▶ **Stored data entries**:
------------------------

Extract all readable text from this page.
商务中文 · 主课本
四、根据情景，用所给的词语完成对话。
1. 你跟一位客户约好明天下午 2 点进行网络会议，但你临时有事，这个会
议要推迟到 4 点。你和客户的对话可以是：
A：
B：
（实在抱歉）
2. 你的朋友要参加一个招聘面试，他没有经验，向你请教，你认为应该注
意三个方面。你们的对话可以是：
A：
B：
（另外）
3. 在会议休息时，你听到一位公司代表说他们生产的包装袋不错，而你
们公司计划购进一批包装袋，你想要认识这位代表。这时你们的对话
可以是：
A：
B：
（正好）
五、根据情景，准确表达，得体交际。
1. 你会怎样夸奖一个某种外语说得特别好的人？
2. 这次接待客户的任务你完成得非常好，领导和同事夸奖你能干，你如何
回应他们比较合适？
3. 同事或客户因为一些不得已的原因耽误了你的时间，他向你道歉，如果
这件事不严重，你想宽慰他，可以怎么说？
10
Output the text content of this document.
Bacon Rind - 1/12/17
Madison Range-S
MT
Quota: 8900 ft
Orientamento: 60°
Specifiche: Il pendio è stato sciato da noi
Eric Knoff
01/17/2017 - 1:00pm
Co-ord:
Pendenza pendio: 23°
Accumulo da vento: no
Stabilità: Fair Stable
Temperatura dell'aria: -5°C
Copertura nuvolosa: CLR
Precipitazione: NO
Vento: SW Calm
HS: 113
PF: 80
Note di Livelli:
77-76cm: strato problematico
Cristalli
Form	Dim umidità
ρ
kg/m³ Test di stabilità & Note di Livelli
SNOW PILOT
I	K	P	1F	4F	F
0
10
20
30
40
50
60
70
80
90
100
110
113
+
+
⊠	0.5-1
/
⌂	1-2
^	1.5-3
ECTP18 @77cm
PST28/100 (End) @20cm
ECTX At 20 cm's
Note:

------------------------

▶ **GIVEN TASK**: What is the number of lines in the records that contain "text"? Give that number only.

▶ **RESULT OF THIS TASK**: 2